SHORT EXERCISE: Can you output the records below exactly as they are written?

RECORDS SUPPLIED:
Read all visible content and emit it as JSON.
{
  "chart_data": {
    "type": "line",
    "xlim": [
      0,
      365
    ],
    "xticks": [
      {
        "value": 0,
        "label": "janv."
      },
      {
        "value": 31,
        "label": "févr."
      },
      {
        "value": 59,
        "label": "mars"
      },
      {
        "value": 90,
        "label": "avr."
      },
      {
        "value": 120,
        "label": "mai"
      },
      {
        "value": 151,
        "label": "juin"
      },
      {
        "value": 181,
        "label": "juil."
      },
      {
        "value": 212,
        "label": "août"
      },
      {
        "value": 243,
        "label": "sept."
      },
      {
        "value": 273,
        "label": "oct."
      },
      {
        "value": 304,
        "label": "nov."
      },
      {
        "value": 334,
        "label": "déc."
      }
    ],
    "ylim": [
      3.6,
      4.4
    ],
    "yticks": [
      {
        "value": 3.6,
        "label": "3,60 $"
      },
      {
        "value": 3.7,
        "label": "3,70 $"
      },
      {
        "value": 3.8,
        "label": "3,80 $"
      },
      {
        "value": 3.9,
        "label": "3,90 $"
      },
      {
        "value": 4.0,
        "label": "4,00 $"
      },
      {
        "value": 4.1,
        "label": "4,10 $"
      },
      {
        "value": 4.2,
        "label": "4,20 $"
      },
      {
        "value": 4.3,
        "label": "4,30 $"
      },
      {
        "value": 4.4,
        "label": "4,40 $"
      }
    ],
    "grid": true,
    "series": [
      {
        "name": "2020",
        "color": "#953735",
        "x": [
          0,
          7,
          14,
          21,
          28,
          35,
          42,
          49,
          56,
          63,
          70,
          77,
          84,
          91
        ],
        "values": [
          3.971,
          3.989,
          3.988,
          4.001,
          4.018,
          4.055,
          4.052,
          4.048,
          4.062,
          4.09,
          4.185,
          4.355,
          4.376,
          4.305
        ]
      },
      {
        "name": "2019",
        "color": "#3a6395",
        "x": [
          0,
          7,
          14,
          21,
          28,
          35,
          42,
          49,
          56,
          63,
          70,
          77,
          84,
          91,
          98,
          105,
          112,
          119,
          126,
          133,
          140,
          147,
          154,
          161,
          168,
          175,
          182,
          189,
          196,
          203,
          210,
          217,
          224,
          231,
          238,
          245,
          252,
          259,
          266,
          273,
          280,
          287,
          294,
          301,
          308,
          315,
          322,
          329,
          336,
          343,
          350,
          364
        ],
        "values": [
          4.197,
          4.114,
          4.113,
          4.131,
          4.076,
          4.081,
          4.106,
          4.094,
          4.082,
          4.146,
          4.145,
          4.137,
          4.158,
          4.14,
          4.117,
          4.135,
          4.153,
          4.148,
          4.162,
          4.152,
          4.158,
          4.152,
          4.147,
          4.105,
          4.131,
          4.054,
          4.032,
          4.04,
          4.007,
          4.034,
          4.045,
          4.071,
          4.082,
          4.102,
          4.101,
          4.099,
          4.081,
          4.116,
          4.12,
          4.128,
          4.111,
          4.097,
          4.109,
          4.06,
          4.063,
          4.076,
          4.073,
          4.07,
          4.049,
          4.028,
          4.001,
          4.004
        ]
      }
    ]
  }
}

THE OUTPUT:
Read all visible content and emit it as JSON.
{
  "chart_data": {
    "type": "line",
    "xlim": [
      0,
      365
    ],
    "xticks": [
      {
        "value": 0,
        "label": "janv."
      },
      {
        "value": 31,
        "label": "févr."
      },
      {
        "value": 59,
        "label": "mars"
      },
      {
        "value": 90,
        "label": "avr."
      },
      {
        "value": 120,
        "label": "mai"
      },
      {
        "value": 151,
        "label": "juin"
      },
      {
        "value": 181,
        "label": "juil."
      },
      {
        "value": 212,
        "label": "août"
      },
      {
        "value": 243,
        "label": "sept."
      },
      {
        "value": 273,
        "label": "oct."
      },
      {
        "value": 304,
        "label": "nov."
      },
      {
        "value": 334,
        "label": "déc."
      }
    ],
    "ylim": [
      3.6,
      4.4
    ],
    "yticks": [
      {
        "value": 3.6,
        "label": "3,60 $"
      },
      {
        "value": 3.7,
        "label": "3,70 $"
      },
      {
        "value": 3.8,
        "label": "3,80 $"
      },
      {
        "value": 3.9,
        "label": "3,90 $"
      },
      {
        "value": 4.0,
        "label": "4,00 $"
      },
      {
        "value": 4.1,
        "label": "4,10 $"
      },
      {
        "value": 4.2,
        "label": "4,20 $"
      },
      {
        "value": 4.3,
        "label": "4,30 $"
      },
      {
        "value": 4.4,
        "label": "4,40 $"
      }
    ],
    "grid": true,
    "series": [
      {
        "name": "2020",
        "color": "#953735",
        "x": [
          0,
          7,
          14,
          21,
          28,
          35,
          42,
          49,
          56,
          63,
          70,
          77,
          84,
          91
        ],
        "values": [
          3.971,
          3.989,
          3.988,
          4.001,
          4.018,
          4.055,
          4.052,
          4.048,
          4.062,
          4.09,
          4.185,
          4.355,
          4.376,
          4.305
        ]
      },
      {
        "name": "2019",
        "color": "#3a6395",
        "x": [
          0,
          7,
          14,
          21,
          28,
          35,
          42,
          49,
          56,
          63,
          70,
          77,
          84,
          91,
          98,
          105,
          112,
          119,
          126,
          133,
          140,
          147,
          154,
          161,
          168,
          175,
          182,
          189,
          196,
          203,
          210,
          217,
          224,
          231,
          238,
          245,
          252,
          259,
          266,
          273,
          280,
          287,
          294,
          301,
          308,
          315,
          322,
          329,
          336,
          343,
          350,
          364
        ],
        "values": [
          4.197,
          4.114,
          4.113,
          4.131,
          4.076,
          4.081,
          4.106,
          4.094,
          4.082,
          4.146,
          4.145,
          4.137,
          4.158,
          4.14,
          4.117,
          4.135,
          4.153,
          4.148,
          4.162,
          4.152,
          4.158,
          4.152,
          4.147,
          4.105,
          4.131,
          4.054,
          4.032,
          4.04,
          4.007,
          4.034,
          4.045,
          4.071,
          4.082,
          4.102,
          4.101,
          4.099,
          4.081,
          4.116,
          4.12,
          4.128,
          4.111,
          4.097,
          4.109,
          4.06,
          4.063,
          4.076,
          4.073,
          4.07,
          4.049,
          4.028,
          4.001,
          4.004
        ]
      }
    ]
  }
}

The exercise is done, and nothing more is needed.